▸ **WRITTEN INSTRUCTION**:
Copy the data below exactly, omitting any picture it contains.

▸ **TASK INPUT**:
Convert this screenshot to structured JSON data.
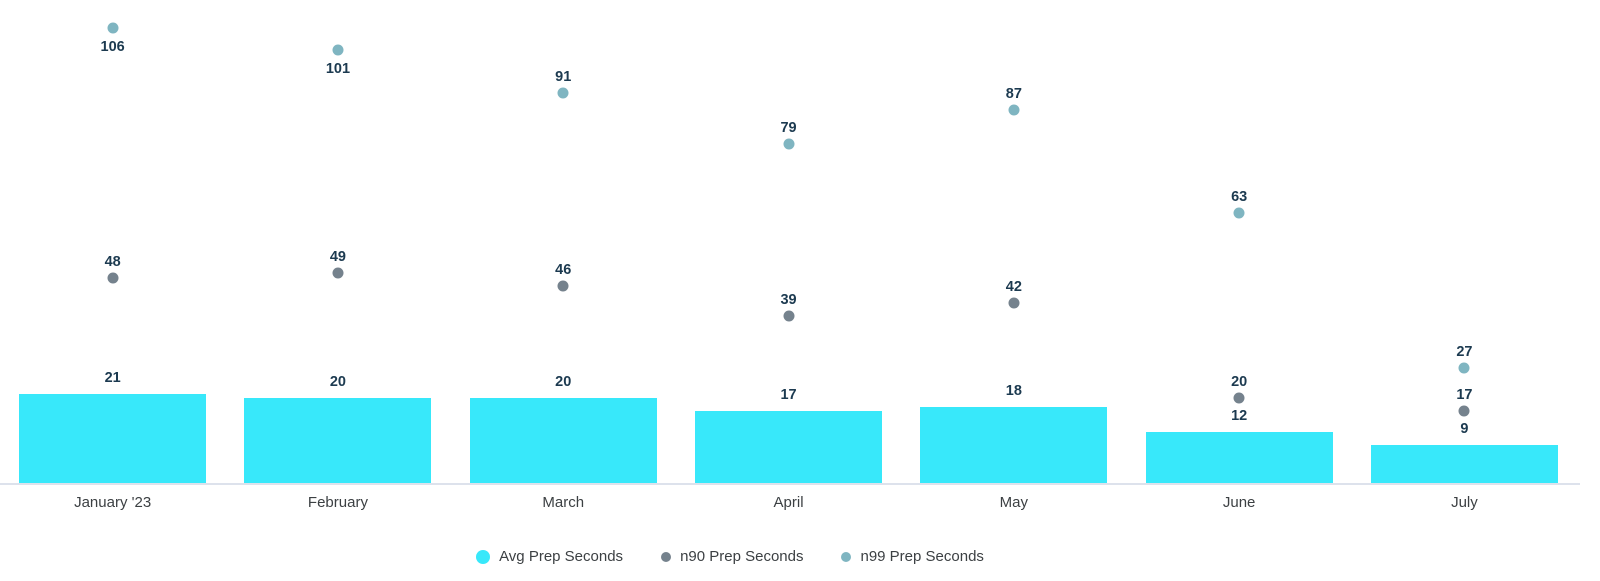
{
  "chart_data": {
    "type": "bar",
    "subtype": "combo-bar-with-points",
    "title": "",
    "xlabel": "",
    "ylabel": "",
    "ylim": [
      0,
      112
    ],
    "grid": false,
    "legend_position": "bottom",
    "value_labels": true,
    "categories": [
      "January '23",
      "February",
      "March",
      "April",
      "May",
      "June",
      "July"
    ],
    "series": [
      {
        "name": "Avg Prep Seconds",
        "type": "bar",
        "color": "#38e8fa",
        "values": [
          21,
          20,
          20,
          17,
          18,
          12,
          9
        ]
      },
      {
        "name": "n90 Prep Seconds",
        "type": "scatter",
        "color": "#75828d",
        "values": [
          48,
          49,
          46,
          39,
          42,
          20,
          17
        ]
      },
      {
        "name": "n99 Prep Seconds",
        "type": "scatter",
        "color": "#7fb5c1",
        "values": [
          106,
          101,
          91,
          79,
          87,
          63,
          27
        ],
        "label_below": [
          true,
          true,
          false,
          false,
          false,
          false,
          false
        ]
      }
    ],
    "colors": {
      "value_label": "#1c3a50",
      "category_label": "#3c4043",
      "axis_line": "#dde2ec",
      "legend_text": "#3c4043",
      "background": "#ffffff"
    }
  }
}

▸ **WRITTEN SOLUTION**:
Convert this screenshot to structured JSON data.
{
  "chart_data": {
    "type": "bar",
    "subtype": "combo-bar-with-points",
    "title": "",
    "xlabel": "",
    "ylabel": "",
    "ylim": [
      0,
      112
    ],
    "grid": false,
    "legend_position": "bottom",
    "value_labels": true,
    "categories": [
      "January '23",
      "February",
      "March",
      "April",
      "May",
      "June",
      "July"
    ],
    "series": [
      {
        "name": "Avg Prep Seconds",
        "type": "bar",
        "color": "#38e8fa",
        "values": [
          21,
          20,
          20,
          17,
          18,
          12,
          9
        ]
      },
      {
        "name": "n90 Prep Seconds",
        "type": "scatter",
        "color": "#75828d",
        "values": [
          48,
          49,
          46,
          39,
          42,
          20,
          17
        ]
      },
      {
        "name": "n99 Prep Seconds",
        "type": "scatter",
        "color": "#7fb5c1",
        "values": [
          106,
          101,
          91,
          79,
          87,
          63,
          27
        ],
        "label_below": [
          true,
          true,
          false,
          false,
          false,
          false,
          false
        ]
      }
    ],
    "colors": {
      "value_label": "#1c3a50",
      "category_label": "#3c4043",
      "axis_line": "#dde2ec",
      "legend_text": "#3c4043",
      "background": "#ffffff"
    }
  }
}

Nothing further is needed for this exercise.